Task directions: Reproduce the records below exactly as they appear, omitting any pictures they contain.

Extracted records
━━━━

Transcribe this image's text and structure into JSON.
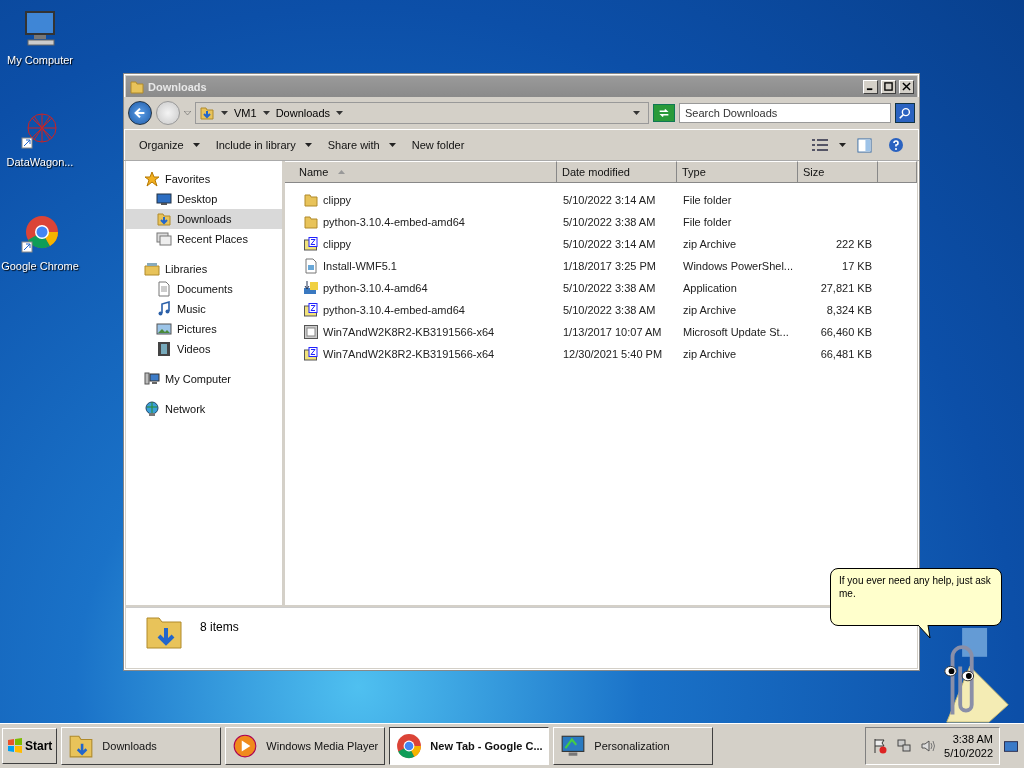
{
  "desktop_icons": [
    {
      "label": "My Computer",
      "kind": "computer"
    },
    {
      "label": "DataWagon...",
      "kind": "network-art"
    },
    {
      "label": "Google Chrome",
      "kind": "browser"
    }
  ],
  "window": {
    "title": "Downloads",
    "address": [
      "VM1",
      "Downloads"
    ],
    "search": {
      "placeholder": "Search Downloads"
    }
  },
  "toolbar": [
    {
      "label": "Organize",
      "dropdown": true
    },
    {
      "label": "Include in library",
      "dropdown": true
    },
    {
      "label": "Share with",
      "dropdown": true
    },
    {
      "label": "New folder",
      "dropdown": false
    }
  ],
  "navigation": [
    {
      "label": "Favorites",
      "kind": "star",
      "selected": false,
      "children": [
        {
          "label": "Desktop",
          "kind": "desktop",
          "selected": false
        },
        {
          "label": "Downloads",
          "kind": "downloads",
          "selected": true
        },
        {
          "label": "Recent Places",
          "kind": "recent",
          "selected": false
        }
      ]
    },
    {
      "label": "Libraries",
      "kind": "library",
      "selected": false,
      "children": [
        {
          "label": "Documents",
          "kind": "documents",
          "selected": false
        },
        {
          "label": "Music",
          "kind": "music",
          "selected": false
        },
        {
          "label": "Pictures",
          "kind": "pictures",
          "selected": false
        },
        {
          "label": "Videos",
          "kind": "videos",
          "selected": false
        }
      ]
    },
    {
      "label": "My Computer",
      "kind": "computer",
      "selected": false
    },
    {
      "label": "Network",
      "kind": "network",
      "selected": false
    }
  ],
  "columns": [
    "Name",
    "Date modified",
    "Type",
    "Size"
  ],
  "files": [
    {
      "name": "clippy",
      "date": "5/10/2022 3:14 AM",
      "type": "File folder",
      "kind": "folder"
    },
    {
      "name": "python-3.10.4-embed-amd64",
      "date": "5/10/2022 3:38 AM",
      "type": "File folder",
      "kind": "folder"
    },
    {
      "name": "clippy",
      "date": "5/10/2022 3:14 AM",
      "type": "zip Archive",
      "size": "222 KB",
      "kind": "zip"
    },
    {
      "name": "Install-WMF5.1",
      "date": "1/18/2017 3:25 PM",
      "type": "Windows PowerShel...",
      "size": "17 KB",
      "kind": "script"
    },
    {
      "name": "python-3.10.4-amd64",
      "date": "5/10/2022 3:38 AM",
      "type": "Application",
      "size": "27,821 KB",
      "kind": "installer"
    },
    {
      "name": "python-3.10.4-embed-amd64",
      "date": "5/10/2022 3:38 AM",
      "type": "zip Archive",
      "size": "8,324 KB",
      "kind": "zip"
    },
    {
      "name": "Win7AndW2K8R2-KB3191566-x64",
      "date": "1/13/2017 10:07 AM",
      "type": "Microsoft Update St...",
      "size": "66,460 KB",
      "kind": "update"
    },
    {
      "name": "Win7AndW2K8R2-KB3191566-x64",
      "date": "12/30/2021 5:40 PM",
      "type": "zip Archive",
      "size": "66,481 KB",
      "kind": "zip"
    }
  ],
  "details": {
    "count": "8 items"
  },
  "balloon": {
    "text": "If you ever need any help, just ask me."
  },
  "taskbar": {
    "start": "Start",
    "tasks": [
      {
        "label": "Downloads",
        "kind": "folder",
        "selected": false
      },
      {
        "label": "Windows Media Player",
        "kind": "media",
        "selected": false
      },
      {
        "label": "New Tab - Google C...",
        "kind": "browser",
        "selected": true
      },
      {
        "label": "Personalization",
        "kind": "display",
        "selected": false
      }
    ],
    "time": "3:38 AM",
    "date": "5/10/2022"
  }
}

━━━━

Written response:
Transcribe this image's text and structure into JSON.
{
  "desktop_icons": [
    {
      "label": "My Computer",
      "kind": "computer"
    },
    {
      "label": "DataWagon...",
      "kind": "network-art"
    },
    {
      "label": "Google Chrome",
      "kind": "browser"
    }
  ],
  "window": {
    "title": "Downloads",
    "address": [
      "VM1",
      "Downloads"
    ],
    "search": {
      "placeholder": "Search Downloads"
    }
  },
  "toolbar": [
    {
      "label": "Organize",
      "dropdown": true
    },
    {
      "label": "Include in library",
      "dropdown": true
    },
    {
      "label": "Share with",
      "dropdown": true
    },
    {
      "label": "New folder",
      "dropdown": false
    }
  ],
  "navigation": [
    {
      "label": "Favorites",
      "kind": "star",
      "selected": false,
      "children": [
        {
          "label": "Desktop",
          "kind": "desktop",
          "selected": false
        },
        {
          "label": "Downloads",
          "kind": "downloads",
          "selected": true
        },
        {
          "label": "Recent Places",
          "kind": "recent",
          "selected": false
        }
      ]
    },
    {
      "label": "Libraries",
      "kind": "library",
      "selected": false,
      "children": [
        {
          "label": "Documents",
          "kind": "documents",
          "selected": false
        },
        {
          "label": "Music",
          "kind": "music",
          "selected": false
        },
        {
          "label": "Pictures",
          "kind": "pictures",
          "selected": false
        },
        {
          "label": "Videos",
          "kind": "videos",
          "selected": false
        }
      ]
    },
    {
      "label": "My Computer",
      "kind": "computer",
      "selected": false
    },
    {
      "label": "Network",
      "kind": "network",
      "selected": false
    }
  ],
  "columns": [
    "Name",
    "Date modified",
    "Type",
    "Size"
  ],
  "files": [
    {
      "name": "clippy",
      "date": "5/10/2022 3:14 AM",
      "type": "File folder",
      "kind": "folder"
    },
    {
      "name": "python-3.10.4-embed-amd64",
      "date": "5/10/2022 3:38 AM",
      "type": "File folder",
      "kind": "folder"
    },
    {
      "name": "clippy",
      "date": "5/10/2022 3:14 AM",
      "type": "zip Archive",
      "size": "222 KB",
      "kind": "zip"
    },
    {
      "name": "Install-WMF5.1",
      "date": "1/18/2017 3:25 PM",
      "type": "Windows PowerShel...",
      "size": "17 KB",
      "kind": "script"
    },
    {
      "name": "python-3.10.4-amd64",
      "date": "5/10/2022 3:38 AM",
      "type": "Application",
      "size": "27,821 KB",
      "kind": "installer"
    },
    {
      "name": "python-3.10.4-embed-amd64",
      "date": "5/10/2022 3:38 AM",
      "type": "zip Archive",
      "size": "8,324 KB",
      "kind": "zip"
    },
    {
      "name": "Win7AndW2K8R2-KB3191566-x64",
      "date": "1/13/2017 10:07 AM",
      "type": "Microsoft Update St...",
      "size": "66,460 KB",
      "kind": "update"
    },
    {
      "name": "Win7AndW2K8R2-KB3191566-x64",
      "date": "12/30/2021 5:40 PM",
      "type": "zip Archive",
      "size": "66,481 KB",
      "kind": "zip"
    }
  ],
  "details": {
    "count": "8 items"
  },
  "balloon": {
    "text": "If you ever need any help, just ask me."
  },
  "taskbar": {
    "start": "Start",
    "tasks": [
      {
        "label": "Downloads",
        "kind": "folder",
        "selected": false
      },
      {
        "label": "Windows Media Player",
        "kind": "media",
        "selected": false
      },
      {
        "label": "New Tab - Google C...",
        "kind": "browser",
        "selected": true
      },
      {
        "label": "Personalization",
        "kind": "display",
        "selected": false
      }
    ],
    "time": "3:38 AM",
    "date": "5/10/2022"
  }
}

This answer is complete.